# Exercise details
Below is a listing; reproduce each line of it exactly.

── Records to use

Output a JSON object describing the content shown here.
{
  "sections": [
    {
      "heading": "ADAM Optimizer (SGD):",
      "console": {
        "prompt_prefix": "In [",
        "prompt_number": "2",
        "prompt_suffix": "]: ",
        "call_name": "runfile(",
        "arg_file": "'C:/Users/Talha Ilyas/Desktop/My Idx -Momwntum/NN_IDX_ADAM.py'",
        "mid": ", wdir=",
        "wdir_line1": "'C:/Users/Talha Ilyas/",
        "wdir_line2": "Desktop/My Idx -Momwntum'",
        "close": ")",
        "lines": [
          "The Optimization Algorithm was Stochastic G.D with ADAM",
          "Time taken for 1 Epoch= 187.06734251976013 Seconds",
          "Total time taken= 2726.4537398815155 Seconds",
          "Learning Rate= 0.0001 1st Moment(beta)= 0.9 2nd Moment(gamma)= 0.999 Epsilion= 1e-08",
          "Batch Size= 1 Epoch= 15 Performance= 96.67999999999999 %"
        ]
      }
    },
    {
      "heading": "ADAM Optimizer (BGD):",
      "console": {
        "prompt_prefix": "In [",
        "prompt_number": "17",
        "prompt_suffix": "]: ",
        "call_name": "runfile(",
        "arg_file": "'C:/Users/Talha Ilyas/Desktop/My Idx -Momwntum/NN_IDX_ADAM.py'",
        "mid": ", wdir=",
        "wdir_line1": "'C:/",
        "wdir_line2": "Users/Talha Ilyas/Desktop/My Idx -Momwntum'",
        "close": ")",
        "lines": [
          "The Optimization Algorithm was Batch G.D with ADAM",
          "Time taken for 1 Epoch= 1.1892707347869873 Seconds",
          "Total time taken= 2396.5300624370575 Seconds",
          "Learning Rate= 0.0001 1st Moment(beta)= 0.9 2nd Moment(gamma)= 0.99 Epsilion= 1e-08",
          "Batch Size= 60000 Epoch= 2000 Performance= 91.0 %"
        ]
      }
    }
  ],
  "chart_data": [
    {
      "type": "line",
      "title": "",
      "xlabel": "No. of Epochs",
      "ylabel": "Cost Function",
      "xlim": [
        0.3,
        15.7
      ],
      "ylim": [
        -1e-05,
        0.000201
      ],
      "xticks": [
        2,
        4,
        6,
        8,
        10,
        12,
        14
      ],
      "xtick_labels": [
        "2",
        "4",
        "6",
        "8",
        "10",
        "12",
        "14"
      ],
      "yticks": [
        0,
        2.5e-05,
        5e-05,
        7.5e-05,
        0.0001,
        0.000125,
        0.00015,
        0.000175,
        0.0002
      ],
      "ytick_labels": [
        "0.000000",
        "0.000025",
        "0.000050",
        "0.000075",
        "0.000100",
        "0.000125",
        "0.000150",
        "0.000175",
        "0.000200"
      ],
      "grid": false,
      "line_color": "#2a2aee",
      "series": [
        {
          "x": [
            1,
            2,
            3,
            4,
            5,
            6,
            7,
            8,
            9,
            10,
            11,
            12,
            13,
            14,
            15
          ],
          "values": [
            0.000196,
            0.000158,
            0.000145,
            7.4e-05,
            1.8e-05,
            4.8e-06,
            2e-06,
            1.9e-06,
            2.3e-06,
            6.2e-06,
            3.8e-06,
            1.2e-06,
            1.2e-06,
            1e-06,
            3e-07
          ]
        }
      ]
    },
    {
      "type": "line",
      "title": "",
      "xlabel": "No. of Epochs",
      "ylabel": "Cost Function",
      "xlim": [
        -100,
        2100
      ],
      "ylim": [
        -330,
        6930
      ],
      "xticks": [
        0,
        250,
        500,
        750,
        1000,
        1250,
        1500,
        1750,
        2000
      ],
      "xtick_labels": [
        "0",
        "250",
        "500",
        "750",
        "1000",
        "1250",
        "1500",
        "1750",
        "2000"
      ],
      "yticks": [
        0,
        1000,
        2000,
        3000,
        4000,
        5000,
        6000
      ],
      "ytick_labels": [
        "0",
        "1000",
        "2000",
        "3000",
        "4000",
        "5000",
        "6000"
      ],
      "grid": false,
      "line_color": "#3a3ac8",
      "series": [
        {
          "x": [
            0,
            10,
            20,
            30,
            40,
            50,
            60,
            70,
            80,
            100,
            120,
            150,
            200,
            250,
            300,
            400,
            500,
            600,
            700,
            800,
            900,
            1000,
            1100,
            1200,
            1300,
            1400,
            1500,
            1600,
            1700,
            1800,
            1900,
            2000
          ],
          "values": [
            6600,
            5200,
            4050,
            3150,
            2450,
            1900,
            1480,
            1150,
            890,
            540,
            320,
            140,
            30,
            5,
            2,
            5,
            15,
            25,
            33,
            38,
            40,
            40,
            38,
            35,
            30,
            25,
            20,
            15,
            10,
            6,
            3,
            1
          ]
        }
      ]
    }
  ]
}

────

# The reply
Output a JSON object describing the content shown here.
{
  "sections": [
    {
      "heading": "ADAM Optimizer (SGD):",
      "console": {
        "prompt_prefix": "In [",
        "prompt_number": "2",
        "prompt_suffix": "]: ",
        "call_name": "runfile(",
        "arg_file": "'C:/Users/Talha Ilyas/Desktop/My Idx -Momwntum/NN_IDX_ADAM.py'",
        "mid": ", wdir=",
        "wdir_line1": "'C:/Users/Talha Ilyas/",
        "wdir_line2": "Desktop/My Idx -Momwntum'",
        "close": ")",
        "lines": [
          "The Optimization Algorithm was Stochastic G.D with ADAM",
          "Time taken for 1 Epoch= 187.06734251976013 Seconds",
          "Total time taken= 2726.4537398815155 Seconds",
          "Learning Rate= 0.0001 1st Moment(beta)= 0.9 2nd Moment(gamma)= 0.999 Epsilion= 1e-08",
          "Batch Size= 1 Epoch= 15 Performance= 96.67999999999999 %"
        ]
      }
    },
    {
      "heading": "ADAM Optimizer (BGD):",
      "console": {
        "prompt_prefix": "In [",
        "prompt_number": "17",
        "prompt_suffix": "]: ",
        "call_name": "runfile(",
        "arg_file": "'C:/Users/Talha Ilyas/Desktop/My Idx -Momwntum/NN_IDX_ADAM.py'",
        "mid": ", wdir=",
        "wdir_line1": "'C:/",
        "wdir_line2": "Users/Talha Ilyas/Desktop/My Idx -Momwntum'",
        "close": ")",
        "lines": [
          "The Optimization Algorithm was Batch G.D with ADAM",
          "Time taken for 1 Epoch= 1.1892707347869873 Seconds",
          "Total time taken= 2396.5300624370575 Seconds",
          "Learning Rate= 0.0001 1st Moment(beta)= 0.9 2nd Moment(gamma)= 0.99 Epsilion= 1e-08",
          "Batch Size= 60000 Epoch= 2000 Performance= 91.0 %"
        ]
      }
    }
  ],
  "chart_data": [
    {
      "type": "line",
      "title": "",
      "xlabel": "No. of Epochs",
      "ylabel": "Cost Function",
      "xlim": [
        0.3,
        15.7
      ],
      "ylim": [
        -1e-05,
        0.000201
      ],
      "xticks": [
        2,
        4,
        6,
        8,
        10,
        12,
        14
      ],
      "xtick_labels": [
        "2",
        "4",
        "6",
        "8",
        "10",
        "12",
        "14"
      ],
      "yticks": [
        0,
        2.5e-05,
        5e-05,
        7.5e-05,
        0.0001,
        0.000125,
        0.00015,
        0.000175,
        0.0002
      ],
      "ytick_labels": [
        "0.000000",
        "0.000025",
        "0.000050",
        "0.000075",
        "0.000100",
        "0.000125",
        "0.000150",
        "0.000175",
        "0.000200"
      ],
      "grid": false,
      "line_color": "#2a2aee",
      "series": [
        {
          "x": [
            1,
            2,
            3,
            4,
            5,
            6,
            7,
            8,
            9,
            10,
            11,
            12,
            13,
            14,
            15
          ],
          "values": [
            0.000196,
            0.000158,
            0.000145,
            7.4e-05,
            1.8e-05,
            4.8e-06,
            2e-06,
            1.9e-06,
            2.3e-06,
            6.2e-06,
            3.8e-06,
            1.2e-06,
            1.2e-06,
            1e-06,
            3e-07
          ]
        }
      ]
    },
    {
      "type": "line",
      "title": "",
      "xlabel": "No. of Epochs",
      "ylabel": "Cost Function",
      "xlim": [
        -100,
        2100
      ],
      "ylim": [
        -330,
        6930
      ],
      "xticks": [
        0,
        250,
        500,
        750,
        1000,
        1250,
        1500,
        1750,
        2000
      ],
      "xtick_labels": [
        "0",
        "250",
        "500",
        "750",
        "1000",
        "1250",
        "1500",
        "1750",
        "2000"
      ],
      "yticks": [
        0,
        1000,
        2000,
        3000,
        4000,
        5000,
        6000
      ],
      "ytick_labels": [
        "0",
        "1000",
        "2000",
        "3000",
        "4000",
        "5000",
        "6000"
      ],
      "grid": false,
      "line_color": "#3a3ac8",
      "series": [
        {
          "x": [
            0,
            10,
            20,
            30,
            40,
            50,
            60,
            70,
            80,
            100,
            120,
            150,
            200,
            250,
            300,
            400,
            500,
            600,
            700,
            800,
            900,
            1000,
            1100,
            1200,
            1300,
            1400,
            1500,
            1600,
            1700,
            1800,
            1900,
            2000
          ],
          "values": [
            6600,
            5200,
            4050,
            3150,
            2450,
            1900,
            1480,
            1150,
            890,
            540,
            320,
            140,
            30,
            5,
            2,
            5,
            15,
            25,
            33,
            38,
            40,
            40,
            38,
            35,
            30,
            25,
            20,
            15,
            10,
            6,
            3,
            1
          ]
        }
      ]
    }
  ]
}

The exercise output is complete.